*Description of the task*: Rewrite all the lines below as a numbered list, leaving out any blank lines.

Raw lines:
Begin

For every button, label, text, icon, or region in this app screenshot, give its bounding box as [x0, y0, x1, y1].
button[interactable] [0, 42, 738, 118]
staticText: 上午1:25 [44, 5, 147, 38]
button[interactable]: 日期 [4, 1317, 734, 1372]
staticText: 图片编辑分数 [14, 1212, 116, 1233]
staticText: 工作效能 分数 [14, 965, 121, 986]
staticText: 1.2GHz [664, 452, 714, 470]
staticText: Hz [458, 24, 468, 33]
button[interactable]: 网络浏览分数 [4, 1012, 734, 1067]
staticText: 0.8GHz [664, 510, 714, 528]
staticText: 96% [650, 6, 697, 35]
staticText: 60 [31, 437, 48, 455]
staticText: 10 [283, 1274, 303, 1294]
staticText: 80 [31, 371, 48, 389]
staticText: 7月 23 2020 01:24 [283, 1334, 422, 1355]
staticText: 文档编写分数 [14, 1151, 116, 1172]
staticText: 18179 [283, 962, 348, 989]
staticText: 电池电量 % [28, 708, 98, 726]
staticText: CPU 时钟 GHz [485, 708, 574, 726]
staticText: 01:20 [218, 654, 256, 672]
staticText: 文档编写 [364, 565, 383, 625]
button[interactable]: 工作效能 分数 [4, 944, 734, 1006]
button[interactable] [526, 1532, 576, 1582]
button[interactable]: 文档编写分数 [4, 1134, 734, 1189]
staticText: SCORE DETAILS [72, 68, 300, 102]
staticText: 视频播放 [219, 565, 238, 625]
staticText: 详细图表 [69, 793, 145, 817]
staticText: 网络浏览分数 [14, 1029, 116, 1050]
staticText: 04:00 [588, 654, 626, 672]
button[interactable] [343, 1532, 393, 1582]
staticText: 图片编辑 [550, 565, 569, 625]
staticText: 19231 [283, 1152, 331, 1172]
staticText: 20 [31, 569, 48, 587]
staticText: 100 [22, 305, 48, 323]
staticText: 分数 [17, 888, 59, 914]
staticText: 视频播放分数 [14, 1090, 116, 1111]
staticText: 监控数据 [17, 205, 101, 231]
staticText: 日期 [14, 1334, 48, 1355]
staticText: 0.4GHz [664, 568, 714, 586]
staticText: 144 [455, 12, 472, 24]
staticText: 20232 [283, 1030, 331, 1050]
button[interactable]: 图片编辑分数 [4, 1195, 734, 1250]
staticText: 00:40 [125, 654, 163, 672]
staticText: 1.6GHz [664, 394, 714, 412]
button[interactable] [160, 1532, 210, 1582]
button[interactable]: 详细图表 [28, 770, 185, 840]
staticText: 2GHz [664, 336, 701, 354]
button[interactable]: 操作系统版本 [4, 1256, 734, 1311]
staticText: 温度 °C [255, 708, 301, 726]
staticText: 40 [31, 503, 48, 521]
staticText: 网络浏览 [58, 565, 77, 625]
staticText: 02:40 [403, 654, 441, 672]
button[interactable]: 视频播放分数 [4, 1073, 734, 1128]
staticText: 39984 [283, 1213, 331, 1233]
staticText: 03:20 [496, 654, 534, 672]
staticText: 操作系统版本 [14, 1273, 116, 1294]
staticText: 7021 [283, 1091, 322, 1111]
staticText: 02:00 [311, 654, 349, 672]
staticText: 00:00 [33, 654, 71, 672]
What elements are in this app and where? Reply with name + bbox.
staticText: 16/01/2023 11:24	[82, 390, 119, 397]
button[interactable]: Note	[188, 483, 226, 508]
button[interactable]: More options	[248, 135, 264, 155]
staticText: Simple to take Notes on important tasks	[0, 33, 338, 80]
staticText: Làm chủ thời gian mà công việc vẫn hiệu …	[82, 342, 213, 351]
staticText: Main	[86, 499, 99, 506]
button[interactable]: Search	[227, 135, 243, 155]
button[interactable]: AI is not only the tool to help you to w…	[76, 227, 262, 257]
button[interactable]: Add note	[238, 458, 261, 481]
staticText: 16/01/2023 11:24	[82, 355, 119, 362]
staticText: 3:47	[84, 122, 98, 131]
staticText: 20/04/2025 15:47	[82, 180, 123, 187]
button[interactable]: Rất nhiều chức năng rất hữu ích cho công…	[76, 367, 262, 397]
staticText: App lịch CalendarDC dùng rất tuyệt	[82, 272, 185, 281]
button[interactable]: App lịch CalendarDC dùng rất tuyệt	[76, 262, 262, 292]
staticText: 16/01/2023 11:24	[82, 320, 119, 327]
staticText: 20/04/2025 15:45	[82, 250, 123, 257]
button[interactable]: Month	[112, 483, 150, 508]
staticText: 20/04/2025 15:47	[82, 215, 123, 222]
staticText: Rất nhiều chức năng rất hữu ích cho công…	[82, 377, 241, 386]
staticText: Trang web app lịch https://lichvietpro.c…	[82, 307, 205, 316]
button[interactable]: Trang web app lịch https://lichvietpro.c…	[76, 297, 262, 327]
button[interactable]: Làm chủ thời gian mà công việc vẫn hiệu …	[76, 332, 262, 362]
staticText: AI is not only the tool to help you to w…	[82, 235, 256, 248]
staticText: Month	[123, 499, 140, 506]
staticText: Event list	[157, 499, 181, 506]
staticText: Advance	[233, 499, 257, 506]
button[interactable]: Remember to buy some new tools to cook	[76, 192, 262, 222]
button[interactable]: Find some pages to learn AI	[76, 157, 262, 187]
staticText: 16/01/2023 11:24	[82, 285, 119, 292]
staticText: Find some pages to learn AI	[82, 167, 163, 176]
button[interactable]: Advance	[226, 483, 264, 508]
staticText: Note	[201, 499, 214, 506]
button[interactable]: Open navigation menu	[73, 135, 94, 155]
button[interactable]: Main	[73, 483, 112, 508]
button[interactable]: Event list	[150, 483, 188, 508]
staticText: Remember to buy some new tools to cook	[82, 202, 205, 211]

End

*Task solution*:
1. For every button, label, text, icon, or region in this app screenshot, give its bounding box as [x0, y0, x1, y1].
2. button[interactable] [0, 42, 738, 118]
3. staticText: 上午1:25 [44, 5, 147, 38]
4. button[interactable]: 日期 [4, 1317, 734, 1372]
5. staticText: 图片编辑分数 [14, 1212, 116, 1233]
6. staticText: 工作效能 分数 [14, 965, 121, 986]
7. staticText: 1.2GHz [664, 452, 714, 470]
8. staticText: Hz [458, 24, 468, 33]
9. button[interactable]: 网络浏览分数 [4, 1012, 734, 1067]
10. staticText: 0.8GHz [664, 510, 714, 528]
11. staticText: 96% [650, 6, 697, 35]
12. staticText: 60 [31, 437, 48, 455]
13. staticText: 10 [283, 1274, 303, 1294]
14. staticText: 80 [31, 371, 48, 389]
15. staticText: 7月 23 2020 01:24 [283, 1334, 422, 1355]
16. staticText: 文档编写分数 [14, 1151, 116, 1172]
17. staticText: 18179 [283, 962, 348, 989]
18. staticText: 电池电量 % [28, 708, 98, 726]
19. staticText: CPU 时钟 GHz [485, 708, 574, 726]
20. staticText: 01:20 [218, 654, 256, 672]
21. staticText: 文档编写 [364, 565, 383, 625]
22. button[interactable]: 工作效能 分数 [4, 944, 734, 1006]
23. button[interactable] [526, 1532, 576, 1582]
24. button[interactable]: 文档编写分数 [4, 1134, 734, 1189]
25. staticText: SCORE DETAILS [72, 68, 300, 102]
26. staticText: 视频播放 [219, 565, 238, 625]
27. staticText: 详细图表 [69, 793, 145, 817]
28. staticText: 网络浏览分数 [14, 1029, 116, 1050]
29. staticText: 04:00 [588, 654, 626, 672]
30. button[interactable] [343, 1532, 393, 1582]
31. staticText: 图片编辑 [550, 565, 569, 625]
32. staticText: 19231 [283, 1152, 331, 1172]
33. staticText: 20 [31, 569, 48, 587]
34. staticText: 100 [22, 305, 48, 323]
35. staticText: 分数 [17, 888, 59, 914]
36. staticText: 视频播放分数 [14, 1090, 116, 1111]
37. staticText: 监控数据 [17, 205, 101, 231]
38. staticText: 日期 [14, 1334, 48, 1355]
39. staticText: 0.4GHz [664, 568, 714, 586]
40. staticText: 144 [455, 12, 472, 24]
41. staticText: 20232 [283, 1030, 331, 1050]
42. button[interactable]: 图片编辑分数 [4, 1195, 734, 1250]
43. staticText: 00:40 [125, 654, 163, 672]
44. staticText: 1.6GHz [664, 394, 714, 412]
45. button[interactable] [160, 1532, 210, 1582]
46. button[interactable]: 详细图表 [28, 770, 185, 840]
47. staticText: 2GHz [664, 336, 701, 354]
48. button[interactable]: 操作系统版本 [4, 1256, 734, 1311]
49. staticText: 温度 °C [255, 708, 301, 726]
50. staticText: 40 [31, 503, 48, 521]
51. staticText: 网络浏览 [58, 565, 77, 625]
52. staticText: 02:40 [403, 654, 441, 672]
53. button[interactable]: 视频播放分数 [4, 1073, 734, 1128]
54. staticText: 39984 [283, 1213, 331, 1233]
55. staticText: 03:20 [496, 654, 534, 672]
56. staticText: 操作系统版本 [14, 1273, 116, 1294]
57. staticText: 7021 [283, 1091, 322, 1111]
58. staticText: 02:00 [311, 654, 349, 672]
59. staticText: 00:00 [33, 654, 71, 672]
60. What elements are in this app and where? Reply with name + bbox.
61. staticText: 16/01/2023 11:24	[82, 390, 119, 397]
62. button[interactable]: Note	[188, 483, 226, 508]
63. button[interactable]: More options	[248, 135, 264, 155]
64. staticText: Simple to take Notes on important tasks	[0, 33, 338, 80]
65. staticText: Làm chủ thời gian mà công việc vẫn hiệu …	[82, 342, 213, 351]
66. staticText: Main	[86, 499, 99, 506]
67. button[interactable]: Search	[227, 135, 243, 155]
68. button[interactable]: AI is not only the tool to help you to w…	[76, 227, 262, 257]
69. button[interactable]: Add note	[238, 458, 261, 481]
70. staticText: 16/01/2023 11:24	[82, 355, 119, 362]
71. staticText: 3:47	[84, 122, 98, 131]
72. staticText: 20/04/2025 15:47	[82, 180, 123, 187]
73. button[interactable]: Rất nhiều chức năng rất hữu ích cho công…	[76, 367, 262, 397]
74. staticText: App lịch CalendarDC dùng rất tuyệt	[82, 272, 185, 281]
75. button[interactable]: App lịch CalendarDC dùng rất tuyệt	[76, 262, 262, 292]
76. staticText: 16/01/2023 11:24	[82, 320, 119, 327]
77. staticText: 20/04/2025 15:45	[82, 250, 123, 257]
78. button[interactable]: Month	[112, 483, 150, 508]
79. staticText: 20/04/2025 15:47	[82, 215, 123, 222]
80. staticText: Rất nhiều chức năng rất hữu ích cho công…	[82, 377, 241, 386]
81. staticText: Trang web app lịch https://lichvietpro.c…	[82, 307, 205, 316]
82. button[interactable]: Trang web app lịch https://lichvietpro.c…	[76, 297, 262, 327]
83. button[interactable]: Làm chủ thời gian mà công việc vẫn hiệu …	[76, 332, 262, 362]
84. staticText: AI is not only the tool to help you to w…	[82, 235, 256, 248]
85. staticText: Month	[123, 499, 140, 506]
86. staticText: Event list	[157, 499, 181, 506]
87. staticText: Advance	[233, 499, 257, 506]
88. button[interactable]: Remember to buy some new tools to cook	[76, 192, 262, 222]
89. button[interactable]: Find some pages to learn AI	[76, 157, 262, 187]
90. staticText: 16/01/2023 11:24	[82, 285, 119, 292]
91. staticText: Find some pages to learn AI	[82, 167, 163, 176]
92. button[interactable]: Advance	[226, 483, 264, 508]
93. staticText: Note	[201, 499, 214, 506]
94. button[interactable]: Open navigation menu	[73, 135, 94, 155]
95. button[interactable]: Main	[73, 483, 112, 508]
96. button[interactable]: Event list	[150, 483, 188, 508]
97. staticText: Remember to buy some new tools to cook	[82, 202, 205, 211]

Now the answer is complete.